## Start

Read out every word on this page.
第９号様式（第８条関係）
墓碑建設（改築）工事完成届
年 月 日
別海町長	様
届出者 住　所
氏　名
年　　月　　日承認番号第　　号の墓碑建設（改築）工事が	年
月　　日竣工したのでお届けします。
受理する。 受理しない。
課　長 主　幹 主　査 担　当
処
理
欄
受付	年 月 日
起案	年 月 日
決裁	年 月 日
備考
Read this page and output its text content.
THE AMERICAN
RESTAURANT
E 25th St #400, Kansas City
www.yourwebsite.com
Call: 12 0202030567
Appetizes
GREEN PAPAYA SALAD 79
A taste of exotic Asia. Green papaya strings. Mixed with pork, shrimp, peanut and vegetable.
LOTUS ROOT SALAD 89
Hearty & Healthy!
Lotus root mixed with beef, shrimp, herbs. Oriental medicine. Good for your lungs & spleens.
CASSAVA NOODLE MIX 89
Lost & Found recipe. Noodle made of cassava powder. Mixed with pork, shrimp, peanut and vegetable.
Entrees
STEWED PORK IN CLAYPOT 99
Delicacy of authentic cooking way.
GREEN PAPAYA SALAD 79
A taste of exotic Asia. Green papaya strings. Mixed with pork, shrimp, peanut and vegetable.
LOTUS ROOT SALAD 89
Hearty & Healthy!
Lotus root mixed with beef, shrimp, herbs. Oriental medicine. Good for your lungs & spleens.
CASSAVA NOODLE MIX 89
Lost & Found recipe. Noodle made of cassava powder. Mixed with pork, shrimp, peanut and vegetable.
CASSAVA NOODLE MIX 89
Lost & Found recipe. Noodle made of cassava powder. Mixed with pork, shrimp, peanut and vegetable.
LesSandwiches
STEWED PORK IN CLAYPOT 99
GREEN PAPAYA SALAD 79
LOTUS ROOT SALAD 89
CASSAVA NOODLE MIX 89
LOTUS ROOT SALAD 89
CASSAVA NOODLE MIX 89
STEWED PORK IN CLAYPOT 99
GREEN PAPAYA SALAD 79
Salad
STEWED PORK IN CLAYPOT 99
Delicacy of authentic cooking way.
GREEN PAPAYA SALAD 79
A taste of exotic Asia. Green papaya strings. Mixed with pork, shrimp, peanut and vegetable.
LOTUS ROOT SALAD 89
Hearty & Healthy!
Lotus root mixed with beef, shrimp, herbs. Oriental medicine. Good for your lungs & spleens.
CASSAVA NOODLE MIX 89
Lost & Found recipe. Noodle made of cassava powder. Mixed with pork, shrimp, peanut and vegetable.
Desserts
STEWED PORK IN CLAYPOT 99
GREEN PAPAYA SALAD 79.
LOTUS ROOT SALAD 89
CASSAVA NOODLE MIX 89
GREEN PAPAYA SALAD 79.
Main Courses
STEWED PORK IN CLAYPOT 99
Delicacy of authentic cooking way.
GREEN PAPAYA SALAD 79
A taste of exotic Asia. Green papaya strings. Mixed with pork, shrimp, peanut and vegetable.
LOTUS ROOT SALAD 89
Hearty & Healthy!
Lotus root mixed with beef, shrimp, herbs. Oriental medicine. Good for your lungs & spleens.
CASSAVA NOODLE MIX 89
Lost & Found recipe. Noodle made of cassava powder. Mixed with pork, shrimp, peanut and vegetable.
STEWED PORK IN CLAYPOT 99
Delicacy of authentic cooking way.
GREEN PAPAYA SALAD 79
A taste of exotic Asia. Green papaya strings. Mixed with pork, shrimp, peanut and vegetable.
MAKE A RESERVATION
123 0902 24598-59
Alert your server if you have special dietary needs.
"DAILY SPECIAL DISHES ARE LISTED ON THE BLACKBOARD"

## End

Every line in the data that holds "Read" should be copied out.

_CORRECT OUTPUT_
Read out every word on this page.
Read this page and output its text content.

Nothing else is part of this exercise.